§ Requirements
Lines containing the word "SIMILAR" are to be located and copied.

§ Records for the exercise
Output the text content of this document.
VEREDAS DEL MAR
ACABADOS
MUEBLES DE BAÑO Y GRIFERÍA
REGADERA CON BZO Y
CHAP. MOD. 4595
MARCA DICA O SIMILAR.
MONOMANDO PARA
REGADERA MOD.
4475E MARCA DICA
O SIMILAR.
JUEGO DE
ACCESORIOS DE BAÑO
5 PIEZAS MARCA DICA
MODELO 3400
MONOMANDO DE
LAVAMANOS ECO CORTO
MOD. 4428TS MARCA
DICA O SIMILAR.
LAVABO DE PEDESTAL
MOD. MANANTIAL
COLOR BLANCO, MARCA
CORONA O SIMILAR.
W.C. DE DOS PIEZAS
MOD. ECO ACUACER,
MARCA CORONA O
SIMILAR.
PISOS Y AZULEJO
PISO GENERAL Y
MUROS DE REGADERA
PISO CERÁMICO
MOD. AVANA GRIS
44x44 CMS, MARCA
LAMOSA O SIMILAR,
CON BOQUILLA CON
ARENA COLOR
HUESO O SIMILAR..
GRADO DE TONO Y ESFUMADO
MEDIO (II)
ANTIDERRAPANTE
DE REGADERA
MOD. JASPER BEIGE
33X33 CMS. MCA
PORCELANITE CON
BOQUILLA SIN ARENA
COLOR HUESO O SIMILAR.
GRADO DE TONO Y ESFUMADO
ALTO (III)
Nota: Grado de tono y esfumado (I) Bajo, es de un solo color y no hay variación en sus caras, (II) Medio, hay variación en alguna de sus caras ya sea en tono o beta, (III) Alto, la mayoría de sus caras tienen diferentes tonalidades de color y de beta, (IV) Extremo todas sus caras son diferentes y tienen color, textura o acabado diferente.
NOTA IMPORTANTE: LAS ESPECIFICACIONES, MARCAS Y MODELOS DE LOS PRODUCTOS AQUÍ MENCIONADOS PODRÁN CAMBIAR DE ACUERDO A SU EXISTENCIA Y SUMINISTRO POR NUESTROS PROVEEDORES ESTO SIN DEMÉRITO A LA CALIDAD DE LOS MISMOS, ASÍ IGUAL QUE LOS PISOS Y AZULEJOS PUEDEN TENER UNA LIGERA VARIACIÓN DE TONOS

§ Worked solution
MARCA DICA O SIMILAR.
O SIMILAR.
DICA O SIMILAR.
CORONA O SIMILAR.
SIMILAR.
LAMOSA O SIMILAR,
HUESO O SIMILAR..
COLOR HUESO O SIMILAR.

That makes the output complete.